### What is required
The data below should be printed in full, exactly, and without any of its images.

### Data rows
==*==

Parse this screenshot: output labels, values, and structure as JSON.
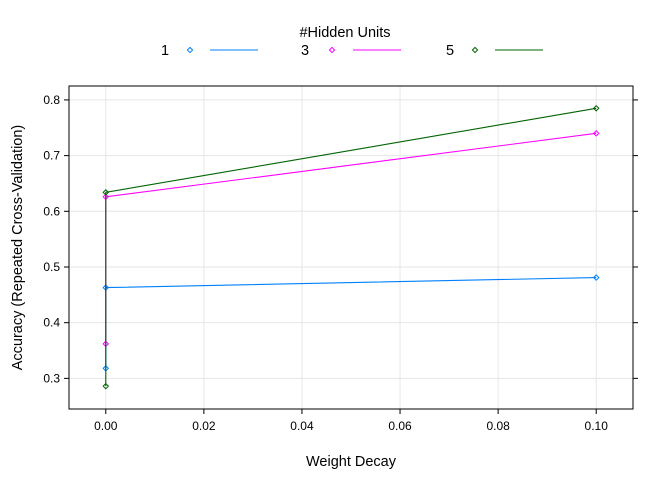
{
  "chart_data": {
    "type": "line",
    "xlabel": "Weight Decay",
    "ylabel": "Accuracy (Repeated Cross-Validation)",
    "xlim": [
      -0.0075,
      0.1075
    ],
    "ylim": [
      0.245,
      0.825
    ],
    "x_ticks": [
      0.0,
      0.02,
      0.04,
      0.06,
      0.08,
      0.1
    ],
    "x_tick_labels": [
      "0.00",
      "0.02",
      "0.04",
      "0.06",
      "0.08",
      "0.10"
    ],
    "y_ticks": [
      0.3,
      0.4,
      0.5,
      0.6,
      0.7,
      0.8
    ],
    "y_tick_labels": [
      "0.3",
      "0.4",
      "0.5",
      "0.6",
      "0.7",
      "0.8"
    ],
    "grid": true,
    "legend": {
      "title": "#Hidden Units",
      "placement": "top"
    },
    "series": [
      {
        "name": "1",
        "color": "#0080ff",
        "x": [
          0.0,
          0.0,
          0.1
        ],
        "y": [
          0.318,
          0.463,
          0.481
        ]
      },
      {
        "name": "3",
        "color": "#ff00ff",
        "x": [
          0.0,
          0.0,
          0.1
        ],
        "y": [
          0.362,
          0.626,
          0.74
        ]
      },
      {
        "name": "5",
        "color": "#006400",
        "x": [
          0.0,
          0.0,
          0.1
        ],
        "y": [
          0.286,
          0.634,
          0.785
        ]
      }
    ]
  }
}
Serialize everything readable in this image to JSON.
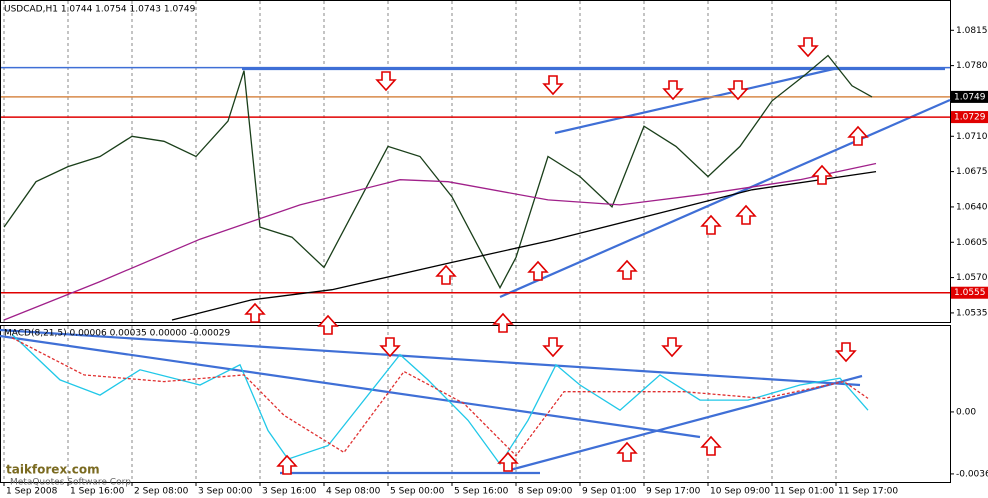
{
  "chart_data": [
    {
      "type": "line",
      "title": "USDCAD,H1 1.0744 1.0754 1.0743 1.0749",
      "xlim": [
        -1,
        236.5
      ],
      "ylim": [
        1.0526,
        1.0845
      ],
      "yticks": [
        1.0815,
        {
          "value": 1.078,
          "label": "1.0780"
        },
        {
          "value": 1.071,
          "label": "1.0710"
        },
        1.0675,
        {
          "value": 1.064,
          "label": "1.0640"
        },
        1.0605,
        {
          "value": 1.057,
          "label": "1.0570"
        },
        1.0535
      ],
      "levels": [
        {
          "value": 1.0778,
          "color": "#3f6fd6"
        },
        {
          "value": 1.0749,
          "color": "#d88a4a",
          "label_color": "#000000"
        },
        {
          "value": 1.0729,
          "color": "#e00000",
          "label_color": "#e00000"
        },
        {
          "value": 1.0555,
          "color": "#e00000",
          "label_color": "#e00000"
        }
      ],
      "series": [
        {
          "color": "#1a3f1a",
          "x": [
            0,
            8,
            16,
            24,
            32,
            40,
            48,
            56,
            60,
            64,
            72,
            80,
            88,
            96,
            104,
            112,
            120,
            124,
            128,
            136,
            144,
            152,
            160,
            168,
            176,
            184,
            192,
            200,
            206,
            212,
            217
          ],
          "values": [
            1.062,
            1.0665,
            1.068,
            1.069,
            1.071,
            1.0705,
            1.069,
            1.0725,
            1.0775,
            1.062,
            1.061,
            1.058,
            1.064,
            1.07,
            1.069,
            1.065,
            1.059,
            1.056,
            1.059,
            1.069,
            1.067,
            1.064,
            1.072,
            1.07,
            1.067,
            1.07,
            1.0745,
            1.077,
            1.079,
            1.076,
            1.0749
          ]
        },
        {
          "color": "#000000",
          "x": [
            42,
            62,
            82,
            112,
            137,
            162,
            187,
            218
          ],
          "values": [
            1.0528,
            1.0548,
            1.0558,
            1.0585,
            1.0607,
            1.0632,
            1.0657,
            1.0675
          ]
        },
        {
          "color": "#a0208a",
          "x": [
            0,
            24,
            49,
            74,
            99,
            111,
            136,
            154,
            174,
            199,
            218
          ],
          "values": [
            1.0528,
            1.0566,
            1.0608,
            1.0642,
            1.0667,
            1.0665,
            1.0647,
            1.0642,
            1.0652,
            1.0667,
            1.0683
          ]
        }
      ],
      "grid": true,
      "watermark": "MetaQuotes Software Corp.",
      "site": "taikforex.com"
    },
    {
      "type": "line",
      "title": "MACD(8,21,5) 0.00006 0.00035 0.00000 -0.00029",
      "xlim": [
        -1,
        236.5
      ],
      "ylim": [
        -0.00416,
        0.00516
      ],
      "yticks": [
        {
          "value": 0,
          "label": "0.00"
        },
        -0.00368
      ],
      "xticks": [
        {
          "value": 0,
          "label": "1 Sep 2008"
        },
        {
          "value": 16,
          "label": "1 Sep 16:00"
        },
        {
          "value": 32,
          "label": "2 Sep 08:00"
        },
        {
          "value": 48,
          "label": "3 Sep 00:00"
        },
        {
          "value": 64,
          "label": "3 Sep 16:00"
        },
        {
          "value": 80,
          "label": "4 Sep 08:00"
        },
        {
          "value": 96,
          "label": "5 Sep 00:00"
        },
        {
          "value": 112,
          "label": "5 Sep 16:00"
        },
        {
          "value": 128,
          "label": "8 Sep 09:00"
        },
        {
          "value": 144,
          "label": "9 Sep 01:00"
        },
        {
          "value": 160,
          "label": "9 Sep 17:00"
        },
        {
          "value": 176,
          "label": "10 Sep 09:00"
        },
        {
          "value": 192,
          "label": "11 Sep 01:00"
        },
        {
          "value": 208,
          "label": "11 Sep 17:00"
        }
      ],
      "series": [
        {
          "color": "#20c8e8",
          "x": [
            2,
            14,
            24,
            34,
            49,
            59,
            66,
            71,
            81,
            94,
            99,
            106,
            116,
            124,
            131,
            138,
            144,
            154,
            164,
            174,
            186,
            199,
            209,
            216
          ],
          "values": [
            0.0046,
            0.0019,
            0.001,
            0.0025,
            0.0016,
            0.0028,
            -0.0011,
            -0.0028,
            -0.002,
            0.0019,
            0.0034,
            0.0019,
            -0.0005,
            -0.0031,
            -0.0005,
            0.0028,
            0.0016,
            0.0001,
            0.0022,
            0.0007,
            0.0007,
            0.0016,
            0.002,
            0.0001
          ],
          "dash": false
        },
        {
          "color": "#e03030",
          "x": [
            2,
            20,
            40,
            60,
            70,
            85,
            100,
            115,
            128,
            140,
            155,
            170,
            190,
            210,
            216
          ],
          "values": [
            0.0044,
            0.0022,
            0.0018,
            0.0022,
            -0.0002,
            -0.0024,
            0.0024,
            0.0005,
            -0.0026,
            0.0012,
            0.0012,
            0.0012,
            0.0008,
            0.0018,
            0.0008
          ],
          "dash": true
        }
      ],
      "grid": true
    }
  ]
}
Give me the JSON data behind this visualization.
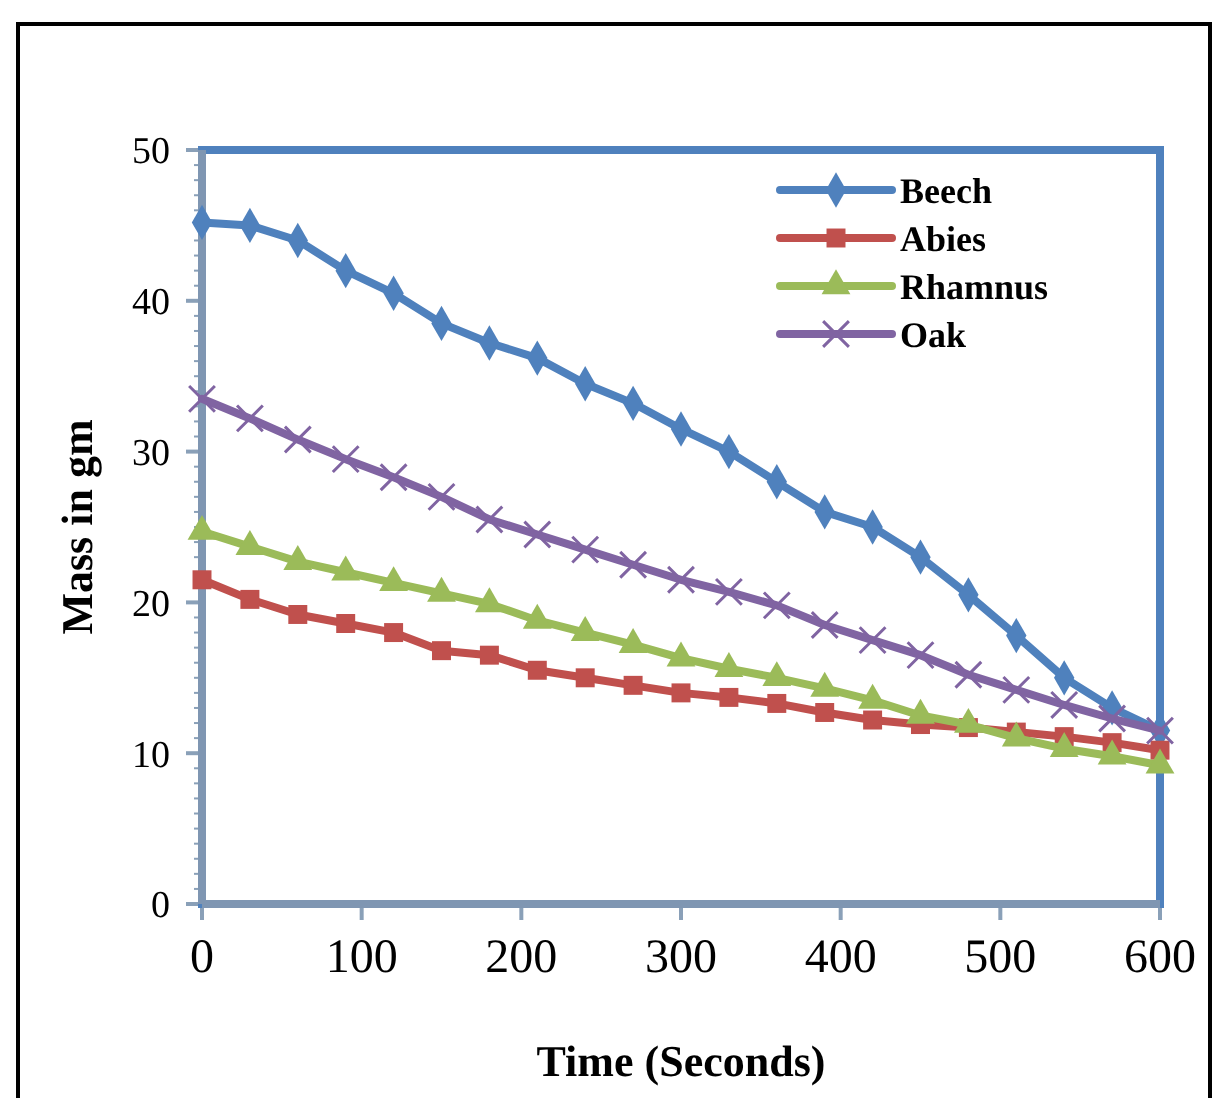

==*==

### Full output
Parse this screenshot: output labels, values, and structure as JSON.
{
  "chart_data": {
    "type": "line",
    "xlabel": "Weight Decay",
    "ylabel": "Accuracy (Repeated Cross-Validation)",
    "xlim": [
      -0.0075,
      0.1075
    ],
    "ylim": [
      0.245,
      0.825
    ],
    "x_ticks": [
      0.0,
      0.02,
      0.04,
      0.06,
      0.08,
      0.1
    ],
    "x_tick_labels": [
      "0.00",
      "0.02",
      "0.04",
      "0.06",
      "0.08",
      "0.10"
    ],
    "y_ticks": [
      0.3,
      0.4,
      0.5,
      0.6,
      0.7,
      0.8
    ],
    "y_tick_labels": [
      "0.3",
      "0.4",
      "0.5",
      "0.6",
      "0.7",
      "0.8"
    ],
    "grid": true,
    "legend": {
      "title": "#Hidden Units",
      "placement": "top"
    },
    "series": [
      {
        "name": "1",
        "color": "#0080ff",
        "x": [
          0.0,
          0.0,
          0.1
        ],
        "y": [
          0.318,
          0.463,
          0.481
        ]
      },
      {
        "name": "3",
        "color": "#ff00ff",
        "x": [
          0.0,
          0.0,
          0.1
        ],
        "y": [
          0.362,
          0.626,
          0.74
        ]
      },
      {
        "name": "5",
        "color": "#006400",
        "x": [
          0.0,
          0.0,
          0.1
        ],
        "y": [
          0.286,
          0.634,
          0.785
        ]
      }
    ]
  }
}
Serialize everything readable in this image to JSON.
{
  "chart_data": [
    {
      "type": "line",
      "title": "USDCAD,H1 1.0744 1.0754 1.0743 1.0749",
      "xlim": [
        -1,
        236.5
      ],
      "ylim": [
        1.0526,
        1.0845
      ],
      "yticks": [
        1.0815,
        {
          "value": 1.078,
          "label": "1.0780"
        },
        {
          "value": 1.071,
          "label": "1.0710"
        },
        1.0675,
        {
          "value": 1.064,
          "label": "1.0640"
        },
        1.0605,
        {
          "value": 1.057,
          "label": "1.0570"
        },
        1.0535
      ],
      "levels": [
        {
          "value": 1.0778,
          "color": "#3f6fd6"
        },
        {
          "value": 1.0749,
          "color": "#d88a4a",
          "label_color": "#000000"
        },
        {
          "value": 1.0729,
          "color": "#e00000",
          "label_color": "#e00000"
        },
        {
          "value": 1.0555,
          "color": "#e00000",
          "label_color": "#e00000"
        }
      ],
      "series": [
        {
          "color": "#1a3f1a",
          "x": [
            0,
            8,
            16,
            24,
            32,
            40,
            48,
            56,
            60,
            64,
            72,
            80,
            88,
            96,
            104,
            112,
            120,
            124,
            128,
            136,
            144,
            152,
            160,
            168,
            176,
            184,
            192,
            200,
            206,
            212,
            217
          ],
          "values": [
            1.062,
            1.0665,
            1.068,
            1.069,
            1.071,
            1.0705,
            1.069,
            1.0725,
            1.0775,
            1.062,
            1.061,
            1.058,
            1.064,
            1.07,
            1.069,
            1.065,
            1.059,
            1.056,
            1.059,
            1.069,
            1.067,
            1.064,
            1.072,
            1.07,
            1.067,
            1.07,
            1.0745,
            1.077,
            1.079,
            1.076,
            1.0749
          ]
        },
        {
          "color": "#000000",
          "x": [
            42,
            62,
            82,
            112,
            137,
            162,
            187,
            218
          ],
          "values": [
            1.0528,
            1.0548,
            1.0558,
            1.0585,
            1.0607,
            1.0632,
            1.0657,
            1.0675
          ]
        },
        {
          "color": "#a0208a",
          "x": [
            0,
            24,
            49,
            74,
            99,
            111,
            136,
            154,
            174,
            199,
            218
          ],
          "values": [
            1.0528,
            1.0566,
            1.0608,
            1.0642,
            1.0667,
            1.0665,
            1.0647,
            1.0642,
            1.0652,
            1.0667,
            1.0683
          ]
        }
      ],
      "grid": true,
      "watermark": "MetaQuotes Software Corp.",
      "site": "taikforex.com"
    },
    {
      "type": "line",
      "title": "MACD(8,21,5) 0.00006 0.00035 0.00000 -0.00029",
      "xlim": [
        -1,
        236.5
      ],
      "ylim": [
        -0.00416,
        0.00516
      ],
      "yticks": [
        {
          "value": 0,
          "label": "0.00"
        },
        -0.00368
      ],
      "xticks": [
        {
          "value": 0,
          "label": "1 Sep 2008"
        },
        {
          "value": 16,
          "label": "1 Sep 16:00"
        },
        {
          "value": 32,
          "label": "2 Sep 08:00"
        },
        {
          "value": 48,
          "label": "3 Sep 00:00"
        },
        {
          "value": 64,
          "label": "3 Sep 16:00"
        },
        {
          "value": 80,
          "label": "4 Sep 08:00"
        },
        {
          "value": 96,
          "label": "5 Sep 00:00"
        },
        {
          "value": 112,
          "label": "5 Sep 16:00"
        },
        {
          "value": 128,
          "label": "8 Sep 09:00"
        },
        {
          "value": 144,
          "label": "9 Sep 01:00"
        },
        {
          "value": 160,
          "label": "9 Sep 17:00"
        },
        {
          "value": 176,
          "label": "10 Sep 09:00"
        },
        {
          "value": 192,
          "label": "11 Sep 01:00"
        },
        {
          "value": 208,
          "label": "11 Sep 17:00"
        }
      ],
      "series": [
        {
          "color": "#20c8e8",
          "x": [
            2,
            14,
            24,
            34,
            49,
            59,
            66,
            71,
            81,
            94,
            99,
            106,
            116,
            124,
            131,
            138,
            144,
            154,
            164,
            174,
            186,
            199,
            209,
            216
          ],
          "values": [
            0.0046,
            0.0019,
            0.001,
            0.0025,
            0.0016,
            0.0028,
            -0.0011,
            -0.0028,
            -0.002,
            0.0019,
            0.0034,
            0.0019,
            -0.0005,
            -0.0031,
            -0.0005,
            0.0028,
            0.0016,
            0.0001,
            0.0022,
            0.0007,
            0.0007,
            0.0016,
            0.002,
            0.0001
          ],
          "dash": false
        },
        {
          "color": "#e03030",
          "x": [
            2,
            20,
            40,
            60,
            70,
            85,
            100,
            115,
            128,
            140,
            155,
            170,
            190,
            210,
            216
          ],
          "values": [
            0.0044,
            0.0022,
            0.0018,
            0.0022,
            -0.0002,
            -0.0024,
            0.0024,
            0.0005,
            -0.0026,
            0.0012,
            0.0012,
            0.0012,
            0.0008,
            0.0018,
            0.0008
          ],
          "dash": true
        }
      ],
      "grid": true
    }
  ]
}
Give me the JSON data behind this visualization.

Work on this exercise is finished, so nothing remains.